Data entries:
================================

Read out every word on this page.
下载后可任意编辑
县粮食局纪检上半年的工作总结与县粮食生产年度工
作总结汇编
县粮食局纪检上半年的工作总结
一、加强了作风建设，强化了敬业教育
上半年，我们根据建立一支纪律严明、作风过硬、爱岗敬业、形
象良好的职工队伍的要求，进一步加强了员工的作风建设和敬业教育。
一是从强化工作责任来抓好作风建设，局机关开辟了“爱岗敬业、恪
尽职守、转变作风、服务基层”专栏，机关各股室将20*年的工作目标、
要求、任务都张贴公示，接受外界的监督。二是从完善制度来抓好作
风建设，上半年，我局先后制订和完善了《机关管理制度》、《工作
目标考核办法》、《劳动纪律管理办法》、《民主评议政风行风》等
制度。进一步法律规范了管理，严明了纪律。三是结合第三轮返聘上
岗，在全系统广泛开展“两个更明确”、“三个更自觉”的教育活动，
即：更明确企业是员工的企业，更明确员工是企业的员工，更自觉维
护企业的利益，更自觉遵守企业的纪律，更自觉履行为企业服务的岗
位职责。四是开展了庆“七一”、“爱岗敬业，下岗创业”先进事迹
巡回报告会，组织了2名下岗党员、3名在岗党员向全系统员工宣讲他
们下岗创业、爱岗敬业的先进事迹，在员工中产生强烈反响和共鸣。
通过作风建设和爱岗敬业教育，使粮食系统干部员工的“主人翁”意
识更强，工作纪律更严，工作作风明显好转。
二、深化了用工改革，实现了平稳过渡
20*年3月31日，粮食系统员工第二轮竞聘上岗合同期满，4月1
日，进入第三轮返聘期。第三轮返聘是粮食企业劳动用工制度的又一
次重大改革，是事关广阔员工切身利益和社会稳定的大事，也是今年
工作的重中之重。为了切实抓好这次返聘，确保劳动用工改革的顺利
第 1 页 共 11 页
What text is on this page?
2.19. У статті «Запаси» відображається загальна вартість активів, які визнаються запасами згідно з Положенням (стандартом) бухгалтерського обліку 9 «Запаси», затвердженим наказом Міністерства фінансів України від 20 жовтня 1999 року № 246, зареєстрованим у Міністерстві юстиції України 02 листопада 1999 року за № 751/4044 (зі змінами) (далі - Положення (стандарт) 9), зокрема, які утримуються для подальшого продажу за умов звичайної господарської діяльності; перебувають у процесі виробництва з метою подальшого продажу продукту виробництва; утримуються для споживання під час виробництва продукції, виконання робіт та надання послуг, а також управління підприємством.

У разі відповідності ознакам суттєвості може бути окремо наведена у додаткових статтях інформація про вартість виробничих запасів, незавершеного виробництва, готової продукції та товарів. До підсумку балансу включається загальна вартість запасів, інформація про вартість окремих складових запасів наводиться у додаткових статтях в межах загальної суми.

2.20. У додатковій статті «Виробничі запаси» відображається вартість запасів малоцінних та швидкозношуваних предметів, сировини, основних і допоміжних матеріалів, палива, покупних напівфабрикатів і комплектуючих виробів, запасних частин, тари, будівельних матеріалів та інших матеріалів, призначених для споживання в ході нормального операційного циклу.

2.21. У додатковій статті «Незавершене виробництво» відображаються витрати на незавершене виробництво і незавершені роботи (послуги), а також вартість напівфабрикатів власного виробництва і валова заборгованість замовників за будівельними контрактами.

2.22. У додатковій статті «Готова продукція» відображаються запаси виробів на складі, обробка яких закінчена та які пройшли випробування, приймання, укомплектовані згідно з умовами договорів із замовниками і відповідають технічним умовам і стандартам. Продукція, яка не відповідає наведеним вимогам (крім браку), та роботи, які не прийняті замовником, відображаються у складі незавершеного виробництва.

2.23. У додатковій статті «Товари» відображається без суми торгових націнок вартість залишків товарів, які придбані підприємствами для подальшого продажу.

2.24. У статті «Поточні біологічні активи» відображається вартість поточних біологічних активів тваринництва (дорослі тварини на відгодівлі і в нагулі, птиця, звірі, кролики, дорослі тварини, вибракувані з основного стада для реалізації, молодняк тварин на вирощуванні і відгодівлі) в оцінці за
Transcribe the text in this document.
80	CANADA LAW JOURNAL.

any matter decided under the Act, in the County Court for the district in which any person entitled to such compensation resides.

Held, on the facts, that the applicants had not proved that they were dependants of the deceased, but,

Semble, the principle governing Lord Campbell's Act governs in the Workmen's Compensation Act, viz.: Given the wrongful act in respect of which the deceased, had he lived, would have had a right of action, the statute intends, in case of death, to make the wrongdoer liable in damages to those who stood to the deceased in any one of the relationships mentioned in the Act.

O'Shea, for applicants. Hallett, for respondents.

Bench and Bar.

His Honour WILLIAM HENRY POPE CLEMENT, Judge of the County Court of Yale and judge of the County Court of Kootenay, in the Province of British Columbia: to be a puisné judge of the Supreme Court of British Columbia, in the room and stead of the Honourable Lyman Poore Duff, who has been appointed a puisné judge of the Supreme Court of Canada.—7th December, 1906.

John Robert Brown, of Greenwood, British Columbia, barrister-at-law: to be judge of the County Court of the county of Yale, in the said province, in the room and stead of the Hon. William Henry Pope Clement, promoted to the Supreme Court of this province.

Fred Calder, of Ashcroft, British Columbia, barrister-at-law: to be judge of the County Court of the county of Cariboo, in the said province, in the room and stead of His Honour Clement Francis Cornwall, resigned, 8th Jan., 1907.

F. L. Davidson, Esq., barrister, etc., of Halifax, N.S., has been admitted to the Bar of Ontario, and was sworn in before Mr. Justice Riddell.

================================

**Short exercise**
Produce an exact copy of the whole listing.

**Result for this exercise**
Read out every word on this page.
下载后可任意编辑
县粮食局纪检上半年的工作总结与县粮食生产年度工
作总结汇编
县粮食局纪检上半年的工作总结
一、加强了作风建设，强化了敬业教育
上半年，我们根据建立一支纪律严明、作风过硬、爱岗敬业、形
象良好的职工队伍的要求，进一步加强了员工的作风建设和敬业教育。
一是从强化工作责任来抓好作风建设，局机关开辟了“爱岗敬业、恪
尽职守、转变作风、服务基层”专栏，机关各股室将20*年的工作目标、
要求、任务都张贴公示，接受外界的监督。二是从完善制度来抓好作
风建设，上半年，我局先后制订和完善了《机关管理制度》、《工作
目标考核办法》、《劳动纪律管理办法》、《民主评议政风行风》等
制度。进一步法律规范了管理，严明了纪律。三是结合第三轮返聘上
岗，在全系统广泛开展“两个更明确”、“三个更自觉”的教育活动，
即：更明确企业是员工的企业，更明确员工是企业的员工，更自觉维
护企业的利益，更自觉遵守企业的纪律，更自觉履行为企业服务的岗
位职责。四是开展了庆“七一”、“爱岗敬业，下岗创业”先进事迹
巡回报告会，组织了2名下岗党员、3名在岗党员向全系统员工宣讲他
们下岗创业、爱岗敬业的先进事迹，在员工中产生强烈反响和共鸣。
通过作风建设和爱岗敬业教育，使粮食系统干部员工的“主人翁”意
识更强，工作纪律更严，工作作风明显好转。
二、深化了用工改革，实现了平稳过渡
20*年3月31日，粮食系统员工第二轮竞聘上岗合同期满，4月1
日，进入第三轮返聘期。第三轮返聘是粮食企业劳动用工制度的又一
次重大改革，是事关广阔员工切身利益和社会稳定的大事，也是今年
工作的重中之重。为了切实抓好这次返聘，确保劳动用工改革的顺利
第 1 页 共 11 页
What text is on this page?
2.19. У статті «Запаси» відображається загальна вартість активів, які визнаються запасами згідно з Положенням (стандартом) бухгалтерського обліку 9 «Запаси», затвердженим наказом Міністерства фінансів України від 20 жовтня 1999 року № 246, зареєстрованим у Міністерстві юстиції України 02 листопада 1999 року за № 751/4044 (зі змінами) (далі - Положення (стандарт) 9), зокрема, які утримуються для подальшого продажу за умов звичайної господарської діяльності; перебувають у процесі виробництва з метою подальшого продажу продукту виробництва; утримуються для споживання під час виробництва продукції, виконання робіт та надання послуг, а також управління підприємством.

У разі відповідності ознакам суттєвості може бути окремо наведена у додаткових статтях інформація про вартість виробничих запасів, незавершеного виробництва, готової продукції та товарів. До підсумку балансу включається загальна вартість запасів, інформація про вартість окремих складових запасів наводиться у додаткових статтях в межах загальної суми.

2.20. У додатковій статті «Виробничі запаси» відображається вартість запасів малоцінних та швидкозношуваних предметів, сировини, основних і допоміжних матеріалів, палива, покупних напівфабрикатів і комплектуючих виробів, запасних частин, тари, будівельних матеріалів та інших матеріалів, призначених для споживання в ході нормального операційного циклу.

2.21. У додатковій статті «Незавершене виробництво» відображаються витрати на незавершене виробництво і незавершені роботи (послуги), а також вартість напівфабрикатів власного виробництва і валова заборгованість замовників за будівельними контрактами.

2.22. У додатковій статті «Готова продукція» відображаються запаси виробів на складі, обробка яких закінчена та які пройшли випробування, приймання, укомплектовані згідно з умовами договорів із замовниками і відповідають технічним умовам і стандартам. Продукція, яка не відповідає наведеним вимогам (крім браку), та роботи, які не прийняті замовником, відображаються у складі незавершеного виробництва.

2.23. У додатковій статті «Товари» відображається без суми торгових націнок вартість залишків товарів, які придбані підприємствами для подальшого продажу.

2.24. У статті «Поточні біологічні активи» відображається вартість поточних біологічних активів тваринництва (дорослі тварини на відгодівлі і в нагулі, птиця, звірі, кролики, дорослі тварини, вибракувані з основного стада для реалізації, молодняк тварин на вирощуванні і відгодівлі) в оцінці за
Transcribe the text in this document.
80	CANADA LAW JOURNAL.

any matter decided under the Act, in the County Court for the district in which any person entitled to such compensation resides.

Held, on the facts, that the applicants had not proved that they were dependants of the deceased, but,

Semble, the principle governing Lord Campbell's Act governs in the Workmen's Compensation Act, viz.: Given the wrongful act in respect of which the deceased, had he lived, would have had a right of action, the statute intends, in case of death, to make the wrongdoer liable in damages to those who stood to the deceased in any one of the relationships mentioned in the Act.

O'Shea, for applicants. Hallett, for respondents.

Bench and Bar.

His Honour WILLIAM HENRY POPE CLEMENT, Judge of the County Court of Yale and judge of the County Court of Kootenay, in the Province of British Columbia: to be a puisné judge of the Supreme Court of British Columbia, in the room and stead of the Honourable Lyman Poore Duff, who has been appointed a puisné judge of the Supreme Court of Canada.—7th December, 1906.

John Robert Brown, of Greenwood, British Columbia, barrister-at-law: to be judge of the County Court of the county of Yale, in the said province, in the room and stead of the Hon. William Henry Pope Clement, promoted to the Supreme Court of this province.

Fred Calder, of Ashcroft, British Columbia, barrister-at-law: to be judge of the County Court of the county of Cariboo, in the said province, in the room and stead of His Honour Clement Francis Cornwall, resigned, 8th Jan., 1907.

F. L. Davidson, Esq., barrister, etc., of Halifax, N.S., has been admitted to the Bar of Ontario, and was sworn in before Mr. Justice Riddell.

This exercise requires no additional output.